Problem to work on
Go through the lines below and copy each one that holds the string "right".

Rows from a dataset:
# # # # # # #

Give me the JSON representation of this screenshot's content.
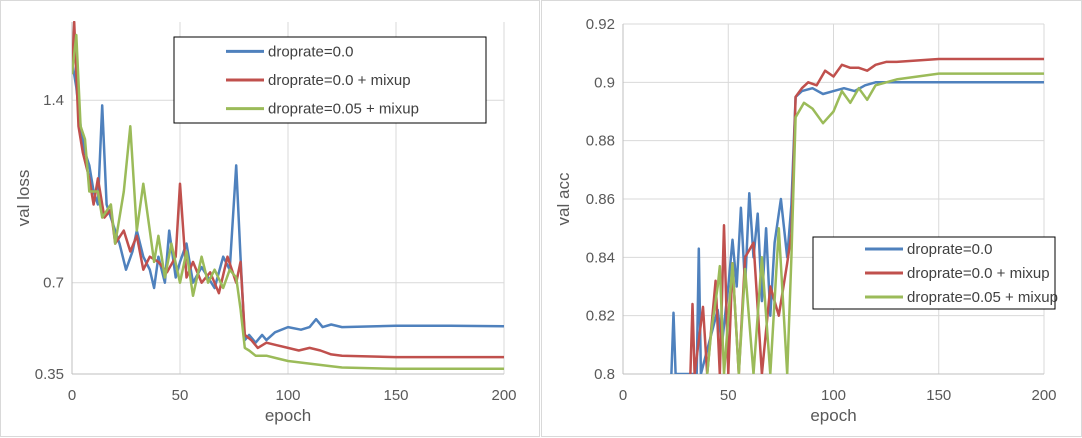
{
  "chart_data": [
    {
      "type": "line",
      "xlabel": "epoch",
      "ylabel": "val loss",
      "xlim": [
        0,
        200
      ],
      "ylim": [
        0.35,
        1.7
      ],
      "x_ticks": [
        "0",
        "50",
        "100",
        "150",
        "200"
      ],
      "y_ticks": [
        "0.35",
        "0.7",
        "1.4"
      ],
      "x_tick_values": [
        0,
        50,
        100,
        150,
        200
      ],
      "y_tick_values": [
        0.35,
        0.7,
        1.4
      ],
      "grid": true,
      "legend_position": "top-right",
      "series": [
        {
          "name": "droprate=0.0",
          "color": "#4f81bd",
          "points": [
            [
              0,
              1.55
            ],
            [
              2,
              1.45
            ],
            [
              4,
              1.3
            ],
            [
              6,
              1.2
            ],
            [
              8,
              1.15
            ],
            [
              10,
              1.05
            ],
            [
              12,
              1.0
            ],
            [
              14,
              1.38
            ],
            [
              16,
              1.0
            ],
            [
              18,
              0.95
            ],
            [
              20,
              0.9
            ],
            [
              22,
              0.85
            ],
            [
              25,
              0.75
            ],
            [
              28,
              0.82
            ],
            [
              30,
              0.9
            ],
            [
              33,
              0.8
            ],
            [
              36,
              0.75
            ],
            [
              38,
              0.68
            ],
            [
              40,
              0.8
            ],
            [
              43,
              0.7
            ],
            [
              45,
              0.9
            ],
            [
              48,
              0.72
            ],
            [
              50,
              0.78
            ],
            [
              53,
              0.85
            ],
            [
              56,
              0.7
            ],
            [
              60,
              0.76
            ],
            [
              63,
              0.72
            ],
            [
              66,
              0.68
            ],
            [
              70,
              0.8
            ],
            [
              73,
              0.75
            ],
            [
              76,
              1.15
            ],
            [
              78,
              0.8
            ],
            [
              80,
              0.48
            ],
            [
              82,
              0.5
            ],
            [
              85,
              0.47
            ],
            [
              88,
              0.5
            ],
            [
              90,
              0.48
            ],
            [
              94,
              0.51
            ],
            [
              100,
              0.53
            ],
            [
              106,
              0.52
            ],
            [
              110,
              0.53
            ],
            [
              113,
              0.56
            ],
            [
              116,
              0.53
            ],
            [
              120,
              0.54
            ],
            [
              125,
              0.53
            ],
            [
              150,
              0.535
            ],
            [
              175,
              0.535
            ],
            [
              200,
              0.533
            ]
          ]
        },
        {
          "name": "droprate=0.0 + mixup",
          "color": "#c0504d",
          "points": [
            [
              0,
              1.5
            ],
            [
              1,
              1.7
            ],
            [
              3,
              1.3
            ],
            [
              5,
              1.2
            ],
            [
              8,
              1.1
            ],
            [
              10,
              1.0
            ],
            [
              12,
              1.1
            ],
            [
              15,
              0.95
            ],
            [
              18,
              0.98
            ],
            [
              20,
              0.85
            ],
            [
              24,
              0.9
            ],
            [
              27,
              0.82
            ],
            [
              30,
              0.88
            ],
            [
              33,
              0.75
            ],
            [
              36,
              0.8
            ],
            [
              40,
              0.78
            ],
            [
              44,
              0.74
            ],
            [
              48,
              0.8
            ],
            [
              50,
              1.08
            ],
            [
              53,
              0.72
            ],
            [
              56,
              0.78
            ],
            [
              60,
              0.7
            ],
            [
              64,
              0.74
            ],
            [
              68,
              0.66
            ],
            [
              72,
              0.8
            ],
            [
              76,
              0.7
            ],
            [
              78,
              0.78
            ],
            [
              80,
              0.5
            ],
            [
              83,
              0.48
            ],
            [
              86,
              0.45
            ],
            [
              90,
              0.47
            ],
            [
              95,
              0.46
            ],
            [
              100,
              0.45
            ],
            [
              105,
              0.44
            ],
            [
              110,
              0.45
            ],
            [
              115,
              0.44
            ],
            [
              120,
              0.425
            ],
            [
              125,
              0.42
            ],
            [
              150,
              0.415
            ],
            [
              175,
              0.415
            ],
            [
              200,
              0.415
            ]
          ]
        },
        {
          "name": "droprate=0.05 + mixup",
          "color": "#9bbb59",
          "points": [
            [
              0,
              1.5
            ],
            [
              2,
              1.65
            ],
            [
              4,
              1.3
            ],
            [
              6,
              1.25
            ],
            [
              8,
              1.05
            ],
            [
              10,
              1.05
            ],
            [
              12,
              1.05
            ],
            [
              14,
              0.95
            ],
            [
              18,
              1.0
            ],
            [
              20,
              0.85
            ],
            [
              24,
              1.05
            ],
            [
              27,
              1.3
            ],
            [
              30,
              0.9
            ],
            [
              33,
              1.08
            ],
            [
              36,
              0.9
            ],
            [
              38,
              0.78
            ],
            [
              40,
              0.88
            ],
            [
              43,
              0.72
            ],
            [
              46,
              0.85
            ],
            [
              50,
              0.7
            ],
            [
              53,
              0.82
            ],
            [
              56,
              0.65
            ],
            [
              60,
              0.8
            ],
            [
              63,
              0.7
            ],
            [
              66,
              0.75
            ],
            [
              70,
              0.68
            ],
            [
              73,
              0.75
            ],
            [
              76,
              0.72
            ],
            [
              78,
              0.6
            ],
            [
              80,
              0.45
            ],
            [
              82,
              0.44
            ],
            [
              85,
              0.42
            ],
            [
              90,
              0.42
            ],
            [
              95,
              0.41
            ],
            [
              100,
              0.4
            ],
            [
              110,
              0.39
            ],
            [
              120,
              0.38
            ],
            [
              125,
              0.375
            ],
            [
              150,
              0.37
            ],
            [
              175,
              0.37
            ],
            [
              200,
              0.37
            ]
          ]
        }
      ]
    },
    {
      "type": "line",
      "xlabel": "epoch",
      "ylabel": "val acc",
      "xlim": [
        0,
        200
      ],
      "ylim": [
        0.8,
        0.92
      ],
      "x_ticks": [
        "0",
        "50",
        "100",
        "150",
        "200"
      ],
      "y_ticks": [
        "0.8",
        "0.82",
        "0.84",
        "0.86",
        "0.88",
        "0.9",
        "0.92"
      ],
      "x_tick_values": [
        0,
        50,
        100,
        150,
        200
      ],
      "y_tick_values": [
        0.8,
        0.82,
        0.84,
        0.86,
        0.88,
        0.9,
        0.92
      ],
      "grid": true,
      "legend_position": "bottom-right",
      "series": [
        {
          "name": "droprate=0.0",
          "color": "#4f81bd",
          "points": [
            [
              23,
              0.8
            ],
            [
              24,
              0.821
            ],
            [
              25,
              0.8
            ],
            [
              35,
              0.8
            ],
            [
              36,
              0.843
            ],
            [
              37,
              0.8
            ],
            [
              45,
              0.822
            ],
            [
              47,
              0.81
            ],
            [
              50,
              0.83
            ],
            [
              52,
              0.846
            ],
            [
              54,
              0.83
            ],
            [
              56,
              0.857
            ],
            [
              58,
              0.83
            ],
            [
              60,
              0.862
            ],
            [
              62,
              0.84
            ],
            [
              64,
              0.855
            ],
            [
              66,
              0.825
            ],
            [
              68,
              0.85
            ],
            [
              70,
              0.82
            ],
            [
              72,
              0.845
            ],
            [
              75,
              0.86
            ],
            [
              78,
              0.84
            ],
            [
              80,
              0.858
            ],
            [
              82,
              0.895
            ],
            [
              85,
              0.897
            ],
            [
              90,
              0.898
            ],
            [
              95,
              0.896
            ],
            [
              100,
              0.897
            ],
            [
              105,
              0.898
            ],
            [
              110,
              0.897
            ],
            [
              115,
              0.899
            ],
            [
              120,
              0.9
            ],
            [
              130,
              0.9
            ],
            [
              140,
              0.9
            ],
            [
              150,
              0.9
            ],
            [
              175,
              0.9
            ],
            [
              200,
              0.9
            ]
          ]
        },
        {
          "name": "droprate=0.0 + mixup",
          "color": "#c0504d",
          "points": [
            [
              32,
              0.8
            ],
            [
              33,
              0.824
            ],
            [
              34,
              0.8
            ],
            [
              38,
              0.823
            ],
            [
              40,
              0.8
            ],
            [
              44,
              0.832
            ],
            [
              46,
              0.8
            ],
            [
              48,
              0.851
            ],
            [
              50,
              0.8
            ],
            [
              52,
              0.838
            ],
            [
              55,
              0.8
            ],
            [
              58,
              0.84
            ],
            [
              62,
              0.845
            ],
            [
              66,
              0.8
            ],
            [
              70,
              0.83
            ],
            [
              74,
              0.82
            ],
            [
              78,
              0.838
            ],
            [
              80,
              0.848
            ],
            [
              82,
              0.895
            ],
            [
              85,
              0.898
            ],
            [
              88,
              0.9
            ],
            [
              92,
              0.899
            ],
            [
              96,
              0.904
            ],
            [
              100,
              0.902
            ],
            [
              104,
              0.906
            ],
            [
              108,
              0.905
            ],
            [
              112,
              0.905
            ],
            [
              116,
              0.904
            ],
            [
              120,
              0.906
            ],
            [
              125,
              0.907
            ],
            [
              130,
              0.907
            ],
            [
              150,
              0.908
            ],
            [
              175,
              0.908
            ],
            [
              200,
              0.908
            ]
          ]
        },
        {
          "name": "droprate=0.05 + mixup",
          "color": "#9bbb59",
          "points": [
            [
              40,
              0.8
            ],
            [
              42,
              0.815
            ],
            [
              45,
              0.83
            ],
            [
              46,
              0.837
            ],
            [
              48,
              0.8
            ],
            [
              52,
              0.838
            ],
            [
              55,
              0.8
            ],
            [
              58,
              0.836
            ],
            [
              62,
              0.8
            ],
            [
              66,
              0.84
            ],
            [
              70,
              0.8
            ],
            [
              74,
              0.85
            ],
            [
              78,
              0.8
            ],
            [
              80,
              0.84
            ],
            [
              82,
              0.888
            ],
            [
              86,
              0.893
            ],
            [
              90,
              0.891
            ],
            [
              95,
              0.886
            ],
            [
              100,
              0.89
            ],
            [
              104,
              0.897
            ],
            [
              108,
              0.893
            ],
            [
              112,
              0.898
            ],
            [
              116,
              0.894
            ],
            [
              120,
              0.899
            ],
            [
              130,
              0.901
            ],
            [
              140,
              0.902
            ],
            [
              150,
              0.903
            ],
            [
              175,
              0.903
            ],
            [
              200,
              0.903
            ]
          ]
        }
      ]
    }
  ]
}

# # # # # # #

Full response
      "legend_position": "top-right",
      "legend_position": "bottom-right",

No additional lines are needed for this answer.